## START RECORDS FOR PROCESSING
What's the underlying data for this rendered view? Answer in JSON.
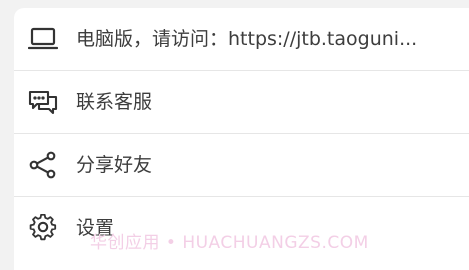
{
  "menu": {
    "items": [
      {
        "icon": "laptop-icon",
        "label": "电脑版，请访问：https://jtb.taoguni..."
      },
      {
        "icon": "chat-bubbles-icon",
        "label": "联系客服"
      },
      {
        "icon": "share-icon",
        "label": "分享好友"
      },
      {
        "icon": "gear-icon",
        "label": "设置"
      }
    ]
  },
  "watermark": {
    "text": "华创应用 • HUACHUANGZS.COM"
  },
  "colors": {
    "background": "#f2f2f2",
    "card": "#ffffff",
    "text": "#3d3d3d",
    "icon": "#333333",
    "divider": "#e6e6e6",
    "watermark": "#f3cfe6"
  }
}
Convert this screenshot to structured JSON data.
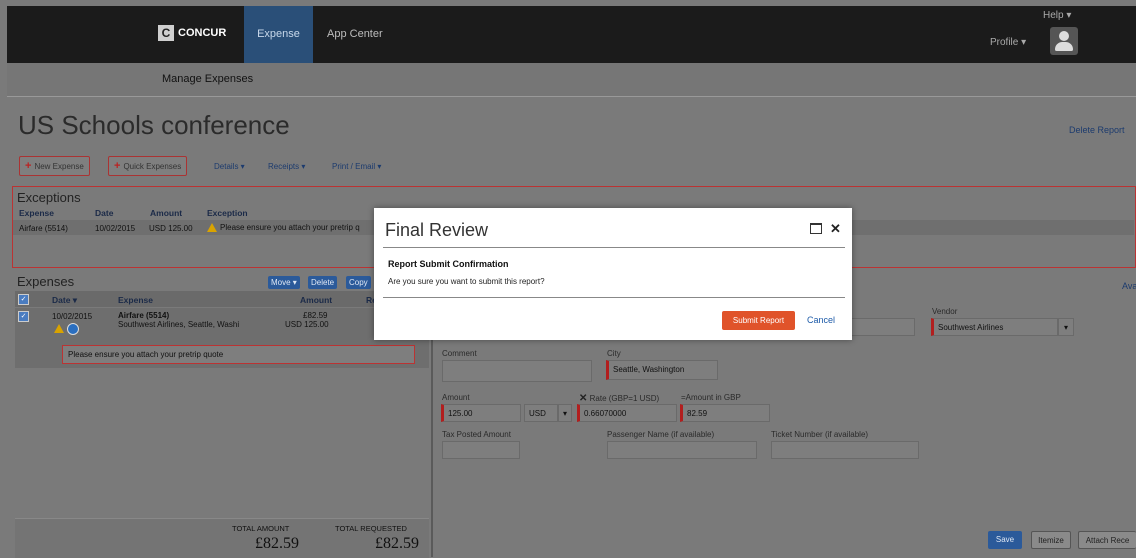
{
  "topnav": {
    "logo_text": "CONCUR",
    "tabs": [
      "Expense",
      "App Center"
    ],
    "help": "Help ▾",
    "profile": "Profile ▾"
  },
  "subnav": {
    "manage": "Manage Expenses"
  },
  "report": {
    "title": "US Schools conference",
    "delete_report": "Delete Report"
  },
  "toolbar": {
    "new_expense": "New Expense",
    "quick_expenses": "Quick Expenses",
    "details": "Details ▾",
    "receipts": "Receipts ▾",
    "print_email": "Print / Email ▾"
  },
  "exceptions": {
    "title": "Exceptions",
    "headers": {
      "expense": "Expense",
      "date": "Date",
      "amount": "Amount",
      "exception": "Exception"
    },
    "rows": [
      {
        "expense": "Airfare (5514)",
        "date": "10/02/2015",
        "amount": "USD 125.00",
        "exception": "Please ensure you attach your pretrip q"
      }
    ]
  },
  "expenses": {
    "title": "Expenses",
    "buttons": {
      "move": "Move ▾",
      "delete": "Delete",
      "copy": "Copy"
    },
    "headers": {
      "date": "Date ▾",
      "expense": "Expense",
      "amount": "Amount",
      "requested": "Re"
    },
    "rows": [
      {
        "date": "10/02/2015",
        "name": "Airfare (5514)",
        "vendor": "Southwest Airlines, Seattle, Washi",
        "amount": "£82.59",
        "amount_usd": "USD 125.00",
        "note": "Please ensure you attach your pretrip quote"
      }
    ],
    "totals": {
      "total_amount_label": "TOTAL AMOUNT",
      "total_amount": "£82.59",
      "total_requested_label": "TOTAL REQUESTED",
      "total_requested": "£82.59"
    }
  },
  "form": {
    "available": "Ava",
    "vendor_label": "Vendor",
    "vendor_value": "Southwest Airlines",
    "comment_label": "Comment",
    "city_label": "City",
    "city_value": "Seattle, Washington",
    "amount_label": "Amount",
    "amount_value": "125.00",
    "currency_value": "USD",
    "rate_label": "Rate (GBP=1 USD)",
    "rate_value": "0.66070000",
    "amount_gbp_label": "=Amount in GBP",
    "amount_gbp_value": "82.59",
    "tax_label": "Tax Posted Amount",
    "passenger_label": "Passenger Name (if available)",
    "ticket_label": "Ticket Number (if available)"
  },
  "footer": {
    "save": "Save",
    "itemize": "Itemize",
    "attach": "Attach Rece"
  },
  "modal": {
    "title": "Final Review",
    "subtitle": "Report Submit Confirmation",
    "question": "Are you sure you want to submit this report?",
    "submit": "Submit Report",
    "cancel": "Cancel"
  },
  "colors": {
    "brand_blue": "#2a4f78",
    "accent_orange": "#e0532a",
    "required_red": "#b21e1e"
  }
}
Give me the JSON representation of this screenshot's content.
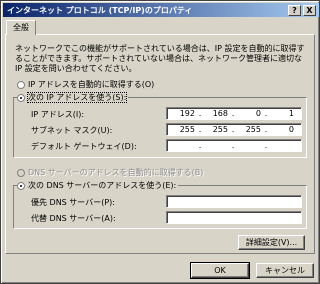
{
  "window": {
    "title": "インターネット プロトコル (TCP/IP)のプロパティ",
    "help_btn": "?",
    "close_btn": "X"
  },
  "tab": {
    "label": "全般"
  },
  "description": "ネットワークでこの機能がサポートされている場合は、IP 設定を自動的に取得することができます。サポートされていない場合は、ネットワーク管理者に適切な IP 設定を問い合わせてください。",
  "ip_mode": {
    "auto_label": "IP アドレスを自動的に取得する(O)",
    "manual_label": "次の IP アドレスを使う(S):",
    "selected": "manual"
  },
  "ip_fields": {
    "ip_label": "IP アドレス(I):",
    "ip_value": [
      "192",
      "168",
      "0",
      "1"
    ],
    "mask_label": "サブネット マスク(U):",
    "mask_value": [
      "255",
      "255",
      "255",
      "0"
    ],
    "gateway_label": "デフォルト ゲートウェイ(D):",
    "gateway_value": [
      "",
      "",
      "",
      ""
    ],
    "dot": "."
  },
  "dns_mode": {
    "auto_label": "DNS サーバーのアドレスを自動的に取得する(B)",
    "manual_label": "次の DNS サーバーのアドレスを使う(E):",
    "selected": "manual"
  },
  "dns_fields": {
    "preferred_label": "優先 DNS サーバー(P):",
    "alternate_label": "代替 DNS サーバー(A):"
  },
  "buttons": {
    "advanced": "詳細設定(V)...",
    "ok": "OK",
    "cancel": "キャンセル"
  }
}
## END RECORDS FOR PROCESSING
SHORT PROBLEM: In the listing, how many lines hold "date"? Answer with a bare number.

FULL OUTPUT: 4